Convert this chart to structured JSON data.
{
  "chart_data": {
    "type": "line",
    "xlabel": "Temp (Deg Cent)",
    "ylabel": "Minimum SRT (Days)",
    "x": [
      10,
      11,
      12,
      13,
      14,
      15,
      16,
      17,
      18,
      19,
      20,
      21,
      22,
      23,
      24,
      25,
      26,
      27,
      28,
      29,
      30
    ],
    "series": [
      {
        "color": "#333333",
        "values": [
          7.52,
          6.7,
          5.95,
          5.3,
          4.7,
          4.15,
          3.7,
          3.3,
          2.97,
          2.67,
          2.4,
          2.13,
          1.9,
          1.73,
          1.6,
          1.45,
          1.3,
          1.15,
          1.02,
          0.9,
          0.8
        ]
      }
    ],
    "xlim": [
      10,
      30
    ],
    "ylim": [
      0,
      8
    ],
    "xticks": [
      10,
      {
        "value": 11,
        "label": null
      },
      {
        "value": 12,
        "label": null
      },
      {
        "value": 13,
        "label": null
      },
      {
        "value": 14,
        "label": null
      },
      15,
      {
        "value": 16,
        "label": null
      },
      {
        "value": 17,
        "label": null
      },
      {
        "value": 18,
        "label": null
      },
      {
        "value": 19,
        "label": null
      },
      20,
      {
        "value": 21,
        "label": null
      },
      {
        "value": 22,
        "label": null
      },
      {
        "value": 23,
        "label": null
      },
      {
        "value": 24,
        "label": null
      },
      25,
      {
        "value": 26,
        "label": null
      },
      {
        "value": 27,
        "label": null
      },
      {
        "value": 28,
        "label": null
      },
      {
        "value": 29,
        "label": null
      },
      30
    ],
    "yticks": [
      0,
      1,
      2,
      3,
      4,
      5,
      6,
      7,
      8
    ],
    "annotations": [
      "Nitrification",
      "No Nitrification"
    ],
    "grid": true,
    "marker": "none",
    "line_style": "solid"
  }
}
================
Your goal =
Go through the listing above and restate it word for word.

Expected answer =
Convert this chart to structured JSON data.
{
  "chart_data": {
    "type": "line",
    "xlabel": "Temp (Deg Cent)",
    "ylabel": "Minimum SRT (Days)",
    "x": [
      10,
      11,
      12,
      13,
      14,
      15,
      16,
      17,
      18,
      19,
      20,
      21,
      22,
      23,
      24,
      25,
      26,
      27,
      28,
      29,
      30
    ],
    "series": [
      {
        "color": "#333333",
        "values": [
          7.52,
          6.7,
          5.95,
          5.3,
          4.7,
          4.15,
          3.7,
          3.3,
          2.97,
          2.67,
          2.4,
          2.13,
          1.9,
          1.73,
          1.6,
          1.45,
          1.3,
          1.15,
          1.02,
          0.9,
          0.8
        ]
      }
    ],
    "xlim": [
      10,
      30
    ],
    "ylim": [
      0,
      8
    ],
    "xticks": [
      10,
      {
        "value": 11,
        "label": null
      },
      {
        "value": 12,
        "label": null
      },
      {
        "value": 13,
        "label": null
      },
      {
        "value": 14,
        "label": null
      },
      15,
      {
        "value": 16,
        "label": null
      },
      {
        "value": 17,
        "label": null
      },
      {
        "value": 18,
        "label": null
      },
      {
        "value": 19,
        "label": null
      },
      20,
      {
        "value": 21,
        "label": null
      },
      {
        "value": 22,
        "label": null
      },
      {
        "value": 23,
        "label": null
      },
      {
        "value": 24,
        "label": null
      },
      25,
      {
        "value": 26,
        "label": null
      },
      {
        "value": 27,
        "label": null
      },
      {
        "value": 28,
        "label": null
      },
      {
        "value": 29,
        "label": null
      },
      30
    ],
    "yticks": [
      0,
      1,
      2,
      3,
      4,
      5,
      6,
      7,
      8
    ],
    "annotations": [
      "Nitrification",
      "No Nitrification"
    ],
    "grid": true,
    "marker": "none",
    "line_style": "solid"
  }
}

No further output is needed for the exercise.